- _TASK REQUIREMENTS_: Extract every record, keeping each one exactly as it is.

Dataset items
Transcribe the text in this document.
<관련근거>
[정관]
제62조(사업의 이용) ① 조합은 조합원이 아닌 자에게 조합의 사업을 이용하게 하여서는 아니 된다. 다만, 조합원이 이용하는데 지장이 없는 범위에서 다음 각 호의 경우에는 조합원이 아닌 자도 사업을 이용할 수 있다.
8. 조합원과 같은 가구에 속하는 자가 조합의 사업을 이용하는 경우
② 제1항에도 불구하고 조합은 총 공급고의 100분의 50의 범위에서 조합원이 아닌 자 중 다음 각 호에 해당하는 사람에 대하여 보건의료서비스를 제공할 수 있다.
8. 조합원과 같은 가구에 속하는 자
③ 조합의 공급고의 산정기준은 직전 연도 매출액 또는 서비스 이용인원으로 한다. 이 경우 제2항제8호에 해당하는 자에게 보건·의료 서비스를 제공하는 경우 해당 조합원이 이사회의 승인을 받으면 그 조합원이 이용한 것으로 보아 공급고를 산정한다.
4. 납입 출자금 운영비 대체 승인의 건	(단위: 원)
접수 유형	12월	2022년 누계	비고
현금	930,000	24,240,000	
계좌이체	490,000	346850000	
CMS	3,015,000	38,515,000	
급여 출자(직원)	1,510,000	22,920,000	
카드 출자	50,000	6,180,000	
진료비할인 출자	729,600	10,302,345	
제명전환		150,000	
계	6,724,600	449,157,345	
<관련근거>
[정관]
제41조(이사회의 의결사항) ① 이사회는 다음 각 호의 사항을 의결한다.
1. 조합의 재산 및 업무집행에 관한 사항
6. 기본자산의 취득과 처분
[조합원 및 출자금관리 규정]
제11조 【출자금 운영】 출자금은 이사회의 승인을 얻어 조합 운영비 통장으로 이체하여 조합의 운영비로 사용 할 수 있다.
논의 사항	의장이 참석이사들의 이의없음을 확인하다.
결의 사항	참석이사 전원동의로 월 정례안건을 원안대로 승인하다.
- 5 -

- _RESPONSE_:
Transcribe the text in this document.
<관련근거>
[정관]
제62조(사업의 이용) ① 조합은 조합원이 아닌 자에게 조합의 사업을 이용하게 하여서는 아니 된다. 다만, 조합원이 이용하는데 지장이 없는 범위에서 다음 각 호의 경우에는 조합원이 아닌 자도 사업을 이용할 수 있다.
8. 조합원과 같은 가구에 속하는 자가 조합의 사업을 이용하는 경우
② 제1항에도 불구하고 조합은 총 공급고의 100분의 50의 범위에서 조합원이 아닌 자 중 다음 각 호에 해당하는 사람에 대하여 보건의료서비스를 제공할 수 있다.
8. 조합원과 같은 가구에 속하는 자
③ 조합의 공급고의 산정기준은 직전 연도 매출액 또는 서비스 이용인원으로 한다. 이 경우 제2항제8호에 해당하는 자에게 보건·의료 서비스를 제공하는 경우 해당 조합원이 이사회의 승인을 받으면 그 조합원이 이용한 것으로 보아 공급고를 산정한다.
4. 납입 출자금 운영비 대체 승인의 건	(단위: 원)
접수 유형	12월	2022년 누계	비고
현금	930,000	24,240,000	
계좌이체	490,000	346850000	
CMS	3,015,000	38,515,000	
급여 출자(직원)	1,510,000	22,920,000	
카드 출자	50,000	6,180,000	
진료비할인 출자	729,600	10,302,345	
제명전환		150,000	
계	6,724,600	449,157,345	
<관련근거>
[정관]
제41조(이사회의 의결사항) ① 이사회는 다음 각 호의 사항을 의결한다.
1. 조합의 재산 및 업무집행에 관한 사항
6. 기본자산의 취득과 처분
[조합원 및 출자금관리 규정]
제11조 【출자금 운영】 출자금은 이사회의 승인을 얻어 조합 운영비 통장으로 이체하여 조합의 운영비로 사용 할 수 있다.
논의 사항	의장이 참석이사들의 이의없음을 확인하다.
결의 사항	참석이사 전원동의로 월 정례안건을 원안대로 승인하다.
- 5 -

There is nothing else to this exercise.